— BEGIN —
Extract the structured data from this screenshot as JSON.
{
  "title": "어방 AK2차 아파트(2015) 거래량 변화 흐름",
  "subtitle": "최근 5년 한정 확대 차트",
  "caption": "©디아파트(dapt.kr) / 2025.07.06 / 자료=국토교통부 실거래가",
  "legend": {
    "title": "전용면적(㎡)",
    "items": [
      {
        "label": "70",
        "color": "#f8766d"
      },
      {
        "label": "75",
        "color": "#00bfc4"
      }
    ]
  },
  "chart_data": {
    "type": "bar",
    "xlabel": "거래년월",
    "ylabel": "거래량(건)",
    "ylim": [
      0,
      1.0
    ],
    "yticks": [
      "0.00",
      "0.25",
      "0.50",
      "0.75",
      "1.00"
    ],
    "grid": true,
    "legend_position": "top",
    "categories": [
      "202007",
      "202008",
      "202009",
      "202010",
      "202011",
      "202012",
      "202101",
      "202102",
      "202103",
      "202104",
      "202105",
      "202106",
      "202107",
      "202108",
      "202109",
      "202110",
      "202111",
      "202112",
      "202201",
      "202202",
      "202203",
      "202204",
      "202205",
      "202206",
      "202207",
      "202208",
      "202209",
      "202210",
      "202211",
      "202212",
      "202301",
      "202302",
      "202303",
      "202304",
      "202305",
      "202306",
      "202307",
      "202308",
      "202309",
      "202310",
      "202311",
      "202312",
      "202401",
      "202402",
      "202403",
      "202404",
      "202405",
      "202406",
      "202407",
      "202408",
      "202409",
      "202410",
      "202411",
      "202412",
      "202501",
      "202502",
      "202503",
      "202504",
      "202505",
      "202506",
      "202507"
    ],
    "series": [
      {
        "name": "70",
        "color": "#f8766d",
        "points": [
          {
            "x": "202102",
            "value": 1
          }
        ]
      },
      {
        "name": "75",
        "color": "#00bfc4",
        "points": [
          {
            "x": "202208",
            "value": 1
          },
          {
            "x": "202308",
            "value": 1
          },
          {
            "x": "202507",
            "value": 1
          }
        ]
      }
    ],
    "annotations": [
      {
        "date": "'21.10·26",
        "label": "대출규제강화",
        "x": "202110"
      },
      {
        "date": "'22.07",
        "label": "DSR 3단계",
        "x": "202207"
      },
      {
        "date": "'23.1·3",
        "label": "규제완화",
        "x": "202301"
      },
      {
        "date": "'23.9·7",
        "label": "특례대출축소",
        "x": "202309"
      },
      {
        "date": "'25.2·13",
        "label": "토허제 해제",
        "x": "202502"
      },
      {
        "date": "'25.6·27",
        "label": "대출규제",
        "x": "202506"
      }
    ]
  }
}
— END —
• Directions for this task: Gather from the records above every line containing the string "color".

• Correct response:
        "color": "#f8766d"
        "color": "#00bfc4"
        "color": "#f8766d",
        "color": "#00bfc4",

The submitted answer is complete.